Short exercise =
Will you transcribe all the entries word for word, skipping the pictures they hold?

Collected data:
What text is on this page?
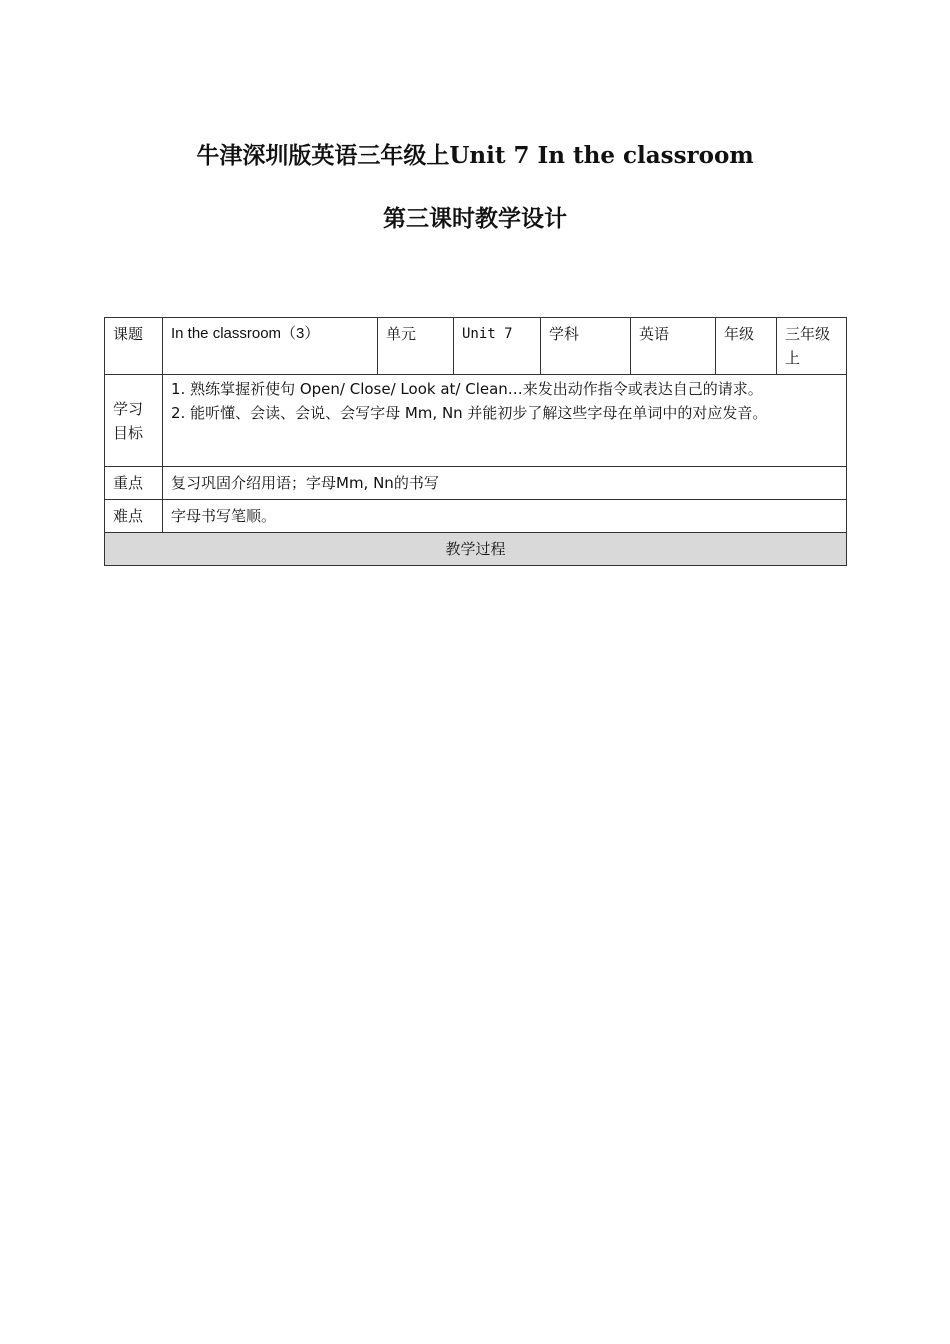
牛津深圳版英语三年级上Unit 7 In the classroom
第三课时教学设计
课题	In the classroom（3）	单元	Unit 7	学科	英语	年级	三年级上
学习目标	1. 熟练掌握祈使句 Open/ Close/ Look at/ Clean…来发出动作指令或表达自己的请求。
2. 能听懂、会读、会说、会写字母 Mm, Nn 并能初步了解这些字母在单词中的对应发音。						

重点	复习巩固介绍用语；字母Mm, Nn的书写						
难点	字母书写笔顺。						
教学过程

Task result =
What text is on this page?
牛津深圳版英语三年级上Unit 7 In the classroom
第三课时教学设计
课题	In the classroom（3）	单元	Unit 7	学科	英语	年级	三年级上
学习目标	1. 熟练掌握祈使句 Open/ Close/ Look at/ Clean…来发出动作指令或表达自己的请求。
2. 能听懂、会读、会说、会写字母 Mm, Nn 并能初步了解这些字母在单词中的对应发音。						

重点	复习巩固介绍用语；字母Mm, Nn的书写						
难点	字母书写笔顺。						
教学过程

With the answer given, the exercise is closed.